#### [REQUIRED WORK]
Copy each line in which the string "this" occurs.

#### [AVAILABLE DATA]
----

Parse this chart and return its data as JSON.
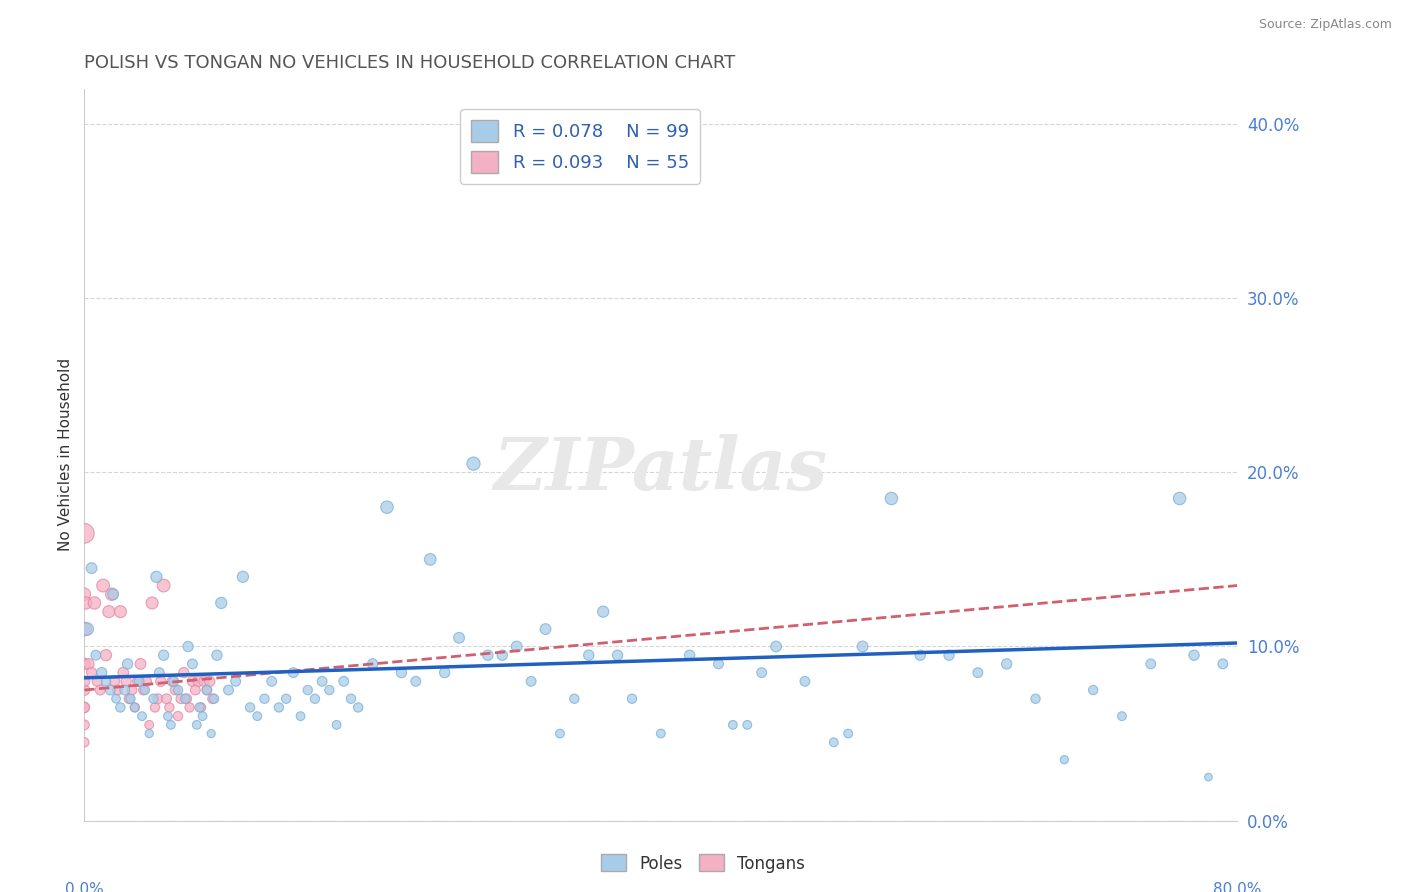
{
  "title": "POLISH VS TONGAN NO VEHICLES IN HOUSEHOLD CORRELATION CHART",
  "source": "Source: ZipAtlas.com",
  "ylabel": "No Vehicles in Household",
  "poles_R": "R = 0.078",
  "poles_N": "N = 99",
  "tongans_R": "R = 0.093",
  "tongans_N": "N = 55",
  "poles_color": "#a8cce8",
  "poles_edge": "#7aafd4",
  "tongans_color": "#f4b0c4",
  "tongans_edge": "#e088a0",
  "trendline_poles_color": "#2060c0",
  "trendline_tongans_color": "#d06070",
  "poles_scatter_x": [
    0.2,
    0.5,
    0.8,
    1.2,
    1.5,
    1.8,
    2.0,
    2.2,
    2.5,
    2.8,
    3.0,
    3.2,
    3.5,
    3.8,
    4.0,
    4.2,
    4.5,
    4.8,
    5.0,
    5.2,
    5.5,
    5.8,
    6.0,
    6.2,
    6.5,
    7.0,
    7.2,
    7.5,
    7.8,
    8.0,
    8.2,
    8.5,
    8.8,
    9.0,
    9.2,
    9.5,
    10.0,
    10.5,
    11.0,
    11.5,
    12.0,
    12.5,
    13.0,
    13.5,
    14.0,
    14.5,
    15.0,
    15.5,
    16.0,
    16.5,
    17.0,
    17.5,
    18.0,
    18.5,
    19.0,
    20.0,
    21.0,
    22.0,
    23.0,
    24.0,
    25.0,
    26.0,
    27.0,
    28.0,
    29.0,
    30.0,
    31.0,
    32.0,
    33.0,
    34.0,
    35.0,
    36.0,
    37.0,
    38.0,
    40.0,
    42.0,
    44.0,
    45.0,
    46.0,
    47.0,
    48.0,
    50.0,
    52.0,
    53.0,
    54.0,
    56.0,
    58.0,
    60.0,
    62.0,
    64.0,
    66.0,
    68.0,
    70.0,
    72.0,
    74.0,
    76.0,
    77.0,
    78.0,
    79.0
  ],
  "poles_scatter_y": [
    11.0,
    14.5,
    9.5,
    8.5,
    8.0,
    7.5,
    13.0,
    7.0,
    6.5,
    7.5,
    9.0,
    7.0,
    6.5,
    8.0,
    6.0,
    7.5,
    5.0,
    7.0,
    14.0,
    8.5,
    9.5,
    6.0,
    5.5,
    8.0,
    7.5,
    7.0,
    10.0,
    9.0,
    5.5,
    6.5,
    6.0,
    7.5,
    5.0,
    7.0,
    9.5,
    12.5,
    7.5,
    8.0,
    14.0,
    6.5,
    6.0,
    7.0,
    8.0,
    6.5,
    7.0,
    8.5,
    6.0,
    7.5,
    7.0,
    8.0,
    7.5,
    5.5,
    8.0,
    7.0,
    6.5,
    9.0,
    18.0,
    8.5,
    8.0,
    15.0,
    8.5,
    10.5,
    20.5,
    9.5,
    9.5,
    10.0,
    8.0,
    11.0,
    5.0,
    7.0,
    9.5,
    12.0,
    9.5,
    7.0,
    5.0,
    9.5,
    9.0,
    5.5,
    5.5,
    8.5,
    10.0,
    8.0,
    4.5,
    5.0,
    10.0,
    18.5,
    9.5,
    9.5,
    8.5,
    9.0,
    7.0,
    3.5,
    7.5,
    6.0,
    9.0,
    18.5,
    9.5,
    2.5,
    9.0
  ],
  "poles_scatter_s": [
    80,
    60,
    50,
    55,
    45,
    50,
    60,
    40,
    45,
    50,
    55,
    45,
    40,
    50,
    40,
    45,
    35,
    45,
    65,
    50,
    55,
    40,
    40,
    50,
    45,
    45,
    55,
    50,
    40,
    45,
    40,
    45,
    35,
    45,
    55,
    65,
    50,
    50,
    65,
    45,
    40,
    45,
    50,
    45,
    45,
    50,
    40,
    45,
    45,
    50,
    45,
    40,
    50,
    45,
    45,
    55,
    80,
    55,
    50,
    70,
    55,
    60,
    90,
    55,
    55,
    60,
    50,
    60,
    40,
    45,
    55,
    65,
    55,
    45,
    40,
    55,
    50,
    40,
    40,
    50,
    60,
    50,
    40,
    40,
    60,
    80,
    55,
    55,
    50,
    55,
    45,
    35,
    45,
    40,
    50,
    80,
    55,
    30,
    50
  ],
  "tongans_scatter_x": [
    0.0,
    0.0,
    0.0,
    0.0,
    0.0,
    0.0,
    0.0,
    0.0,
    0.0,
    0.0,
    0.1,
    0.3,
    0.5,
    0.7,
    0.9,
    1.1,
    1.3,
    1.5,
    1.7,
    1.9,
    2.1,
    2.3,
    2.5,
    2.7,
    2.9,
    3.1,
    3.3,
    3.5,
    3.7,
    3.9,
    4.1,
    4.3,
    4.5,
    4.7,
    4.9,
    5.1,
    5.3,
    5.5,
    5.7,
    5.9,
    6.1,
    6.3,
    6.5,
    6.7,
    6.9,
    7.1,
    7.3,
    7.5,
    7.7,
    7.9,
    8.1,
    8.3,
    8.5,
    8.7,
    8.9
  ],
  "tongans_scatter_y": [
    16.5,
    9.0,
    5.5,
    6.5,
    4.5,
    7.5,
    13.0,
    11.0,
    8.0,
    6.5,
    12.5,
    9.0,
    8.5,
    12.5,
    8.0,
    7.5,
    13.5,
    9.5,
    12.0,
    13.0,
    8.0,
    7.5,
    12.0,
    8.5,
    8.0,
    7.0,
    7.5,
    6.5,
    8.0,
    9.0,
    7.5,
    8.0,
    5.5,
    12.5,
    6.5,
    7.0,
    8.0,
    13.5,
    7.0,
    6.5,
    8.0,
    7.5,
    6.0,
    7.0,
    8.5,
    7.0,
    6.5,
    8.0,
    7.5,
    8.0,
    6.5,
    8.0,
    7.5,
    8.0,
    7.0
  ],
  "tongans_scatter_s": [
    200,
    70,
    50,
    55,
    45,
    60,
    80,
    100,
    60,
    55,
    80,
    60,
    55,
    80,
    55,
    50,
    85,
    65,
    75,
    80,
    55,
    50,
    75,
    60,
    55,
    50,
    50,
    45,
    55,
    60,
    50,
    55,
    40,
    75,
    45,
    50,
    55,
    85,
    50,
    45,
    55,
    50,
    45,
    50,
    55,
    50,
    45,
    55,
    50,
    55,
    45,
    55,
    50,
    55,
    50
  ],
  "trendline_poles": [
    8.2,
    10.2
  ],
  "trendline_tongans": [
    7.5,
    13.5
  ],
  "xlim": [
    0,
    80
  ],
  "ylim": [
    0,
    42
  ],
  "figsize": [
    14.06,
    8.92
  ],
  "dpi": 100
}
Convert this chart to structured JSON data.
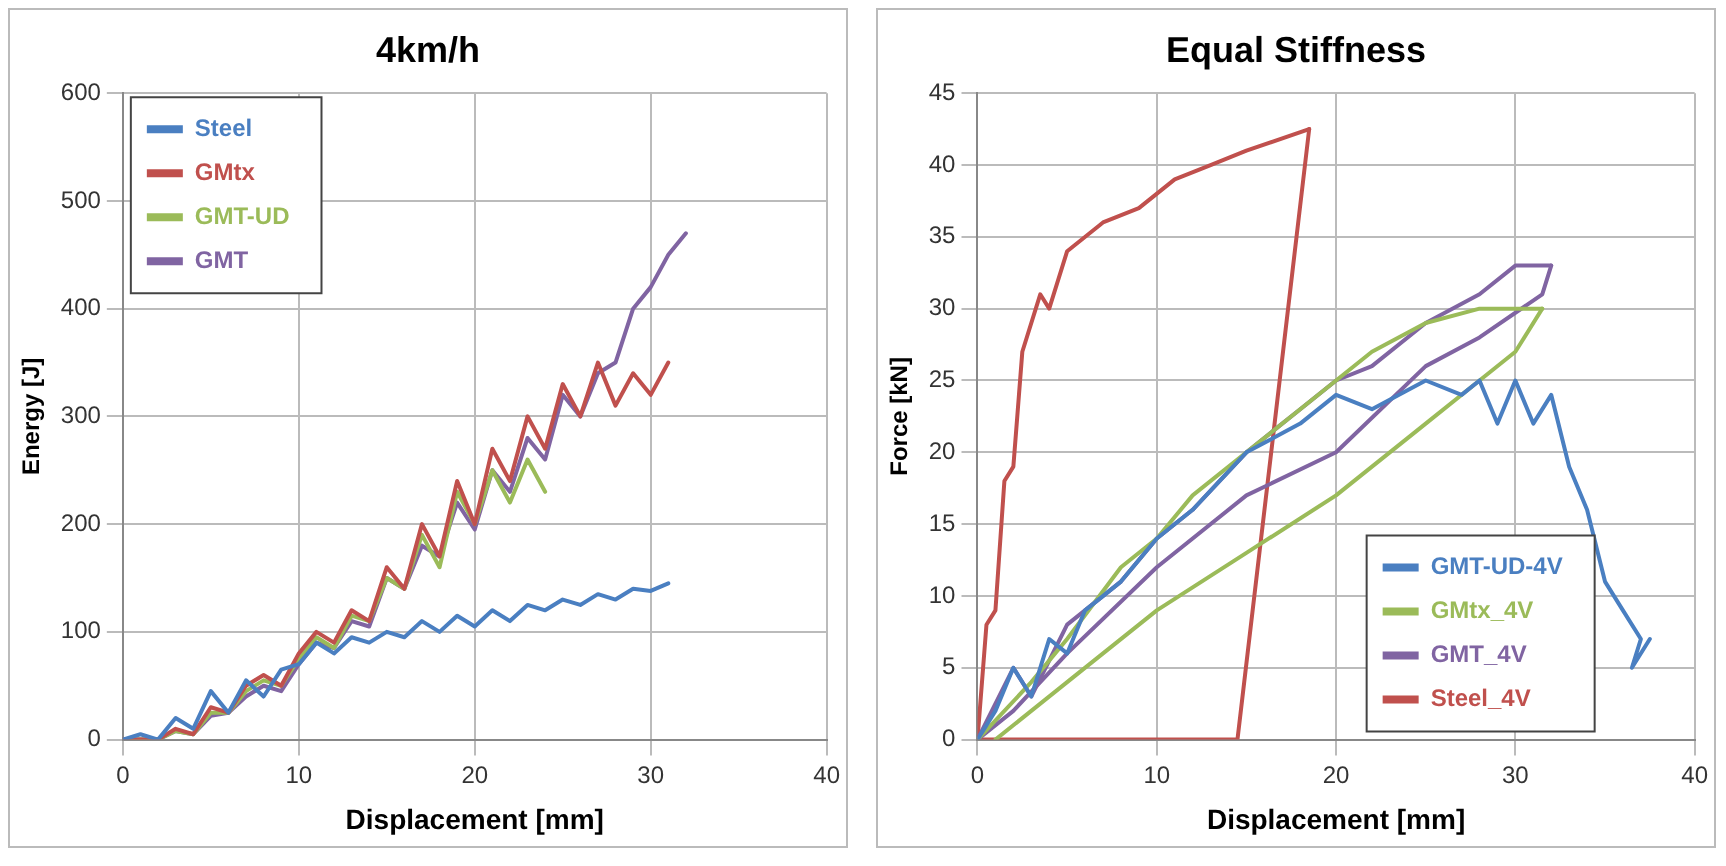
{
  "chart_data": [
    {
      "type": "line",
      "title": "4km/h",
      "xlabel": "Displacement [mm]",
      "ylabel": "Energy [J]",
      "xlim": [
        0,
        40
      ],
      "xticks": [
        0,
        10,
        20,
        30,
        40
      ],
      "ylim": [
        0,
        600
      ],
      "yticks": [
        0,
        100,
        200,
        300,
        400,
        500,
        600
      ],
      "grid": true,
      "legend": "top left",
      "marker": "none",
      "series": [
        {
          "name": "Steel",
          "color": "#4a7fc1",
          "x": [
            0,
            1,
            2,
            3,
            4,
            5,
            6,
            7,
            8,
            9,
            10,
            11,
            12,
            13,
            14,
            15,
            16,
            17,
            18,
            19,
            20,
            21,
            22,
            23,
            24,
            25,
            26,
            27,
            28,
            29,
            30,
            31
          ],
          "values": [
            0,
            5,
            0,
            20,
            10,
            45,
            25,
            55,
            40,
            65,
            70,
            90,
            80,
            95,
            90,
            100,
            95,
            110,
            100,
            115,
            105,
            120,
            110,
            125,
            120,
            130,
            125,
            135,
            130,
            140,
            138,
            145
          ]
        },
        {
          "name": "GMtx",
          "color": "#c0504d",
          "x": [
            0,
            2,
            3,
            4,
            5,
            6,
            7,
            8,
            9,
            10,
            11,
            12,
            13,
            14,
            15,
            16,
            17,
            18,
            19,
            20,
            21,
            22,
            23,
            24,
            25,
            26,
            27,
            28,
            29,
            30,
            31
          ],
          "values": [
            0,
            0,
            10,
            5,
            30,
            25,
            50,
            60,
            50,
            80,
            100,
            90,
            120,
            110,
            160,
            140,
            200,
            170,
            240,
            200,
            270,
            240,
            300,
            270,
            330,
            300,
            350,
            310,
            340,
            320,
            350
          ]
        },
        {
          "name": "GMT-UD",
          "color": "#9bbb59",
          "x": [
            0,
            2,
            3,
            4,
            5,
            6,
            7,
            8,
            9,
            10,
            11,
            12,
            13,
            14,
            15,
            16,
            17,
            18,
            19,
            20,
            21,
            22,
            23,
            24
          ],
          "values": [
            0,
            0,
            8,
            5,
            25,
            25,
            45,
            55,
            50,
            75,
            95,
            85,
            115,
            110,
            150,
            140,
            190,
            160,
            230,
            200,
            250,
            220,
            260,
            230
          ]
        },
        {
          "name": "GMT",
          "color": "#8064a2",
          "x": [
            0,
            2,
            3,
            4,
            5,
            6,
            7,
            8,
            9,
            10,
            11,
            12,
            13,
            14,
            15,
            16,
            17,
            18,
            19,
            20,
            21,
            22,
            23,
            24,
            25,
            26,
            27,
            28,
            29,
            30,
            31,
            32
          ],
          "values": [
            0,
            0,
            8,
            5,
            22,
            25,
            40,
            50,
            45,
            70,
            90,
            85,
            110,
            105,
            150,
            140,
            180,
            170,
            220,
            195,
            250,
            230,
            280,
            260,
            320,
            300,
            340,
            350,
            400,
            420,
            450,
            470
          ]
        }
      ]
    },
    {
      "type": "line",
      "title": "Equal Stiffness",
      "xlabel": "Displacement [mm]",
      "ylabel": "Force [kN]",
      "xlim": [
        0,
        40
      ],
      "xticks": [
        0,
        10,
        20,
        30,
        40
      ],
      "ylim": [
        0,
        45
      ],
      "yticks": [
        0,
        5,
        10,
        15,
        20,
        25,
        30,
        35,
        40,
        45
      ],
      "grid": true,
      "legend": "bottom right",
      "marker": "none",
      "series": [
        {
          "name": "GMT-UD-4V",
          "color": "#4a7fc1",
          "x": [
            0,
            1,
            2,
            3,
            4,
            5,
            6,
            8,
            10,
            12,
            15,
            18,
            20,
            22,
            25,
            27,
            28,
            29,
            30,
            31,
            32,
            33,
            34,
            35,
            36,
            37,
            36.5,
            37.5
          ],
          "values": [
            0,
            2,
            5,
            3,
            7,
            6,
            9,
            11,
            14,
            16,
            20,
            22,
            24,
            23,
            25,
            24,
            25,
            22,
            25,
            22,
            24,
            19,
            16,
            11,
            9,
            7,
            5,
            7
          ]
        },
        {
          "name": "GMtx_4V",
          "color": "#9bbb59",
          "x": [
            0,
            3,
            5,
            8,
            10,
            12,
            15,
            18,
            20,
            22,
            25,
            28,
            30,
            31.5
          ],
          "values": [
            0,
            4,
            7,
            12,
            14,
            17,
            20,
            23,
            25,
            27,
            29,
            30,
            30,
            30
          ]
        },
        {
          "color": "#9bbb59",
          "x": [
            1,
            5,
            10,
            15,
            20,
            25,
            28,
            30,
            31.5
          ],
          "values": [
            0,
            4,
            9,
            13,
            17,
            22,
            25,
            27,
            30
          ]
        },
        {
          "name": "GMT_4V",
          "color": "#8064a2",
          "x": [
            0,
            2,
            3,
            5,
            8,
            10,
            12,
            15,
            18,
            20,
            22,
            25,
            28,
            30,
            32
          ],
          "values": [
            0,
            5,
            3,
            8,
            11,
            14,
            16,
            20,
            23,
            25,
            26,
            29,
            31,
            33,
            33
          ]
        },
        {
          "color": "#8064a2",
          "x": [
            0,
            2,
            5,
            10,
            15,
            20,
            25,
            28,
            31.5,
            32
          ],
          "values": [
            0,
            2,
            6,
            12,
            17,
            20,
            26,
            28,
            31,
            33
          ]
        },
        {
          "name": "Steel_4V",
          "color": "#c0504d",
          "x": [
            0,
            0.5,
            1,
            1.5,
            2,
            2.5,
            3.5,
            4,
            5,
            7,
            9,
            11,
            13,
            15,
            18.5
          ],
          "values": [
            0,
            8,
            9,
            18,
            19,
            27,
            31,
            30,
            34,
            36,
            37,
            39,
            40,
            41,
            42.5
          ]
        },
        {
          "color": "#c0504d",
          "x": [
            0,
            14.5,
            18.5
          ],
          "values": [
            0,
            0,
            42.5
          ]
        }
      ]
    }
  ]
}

----

#### [RESPONSE BELOW]
Parse this chart and return its data as JSON.
Convert this chart to structured JSON data.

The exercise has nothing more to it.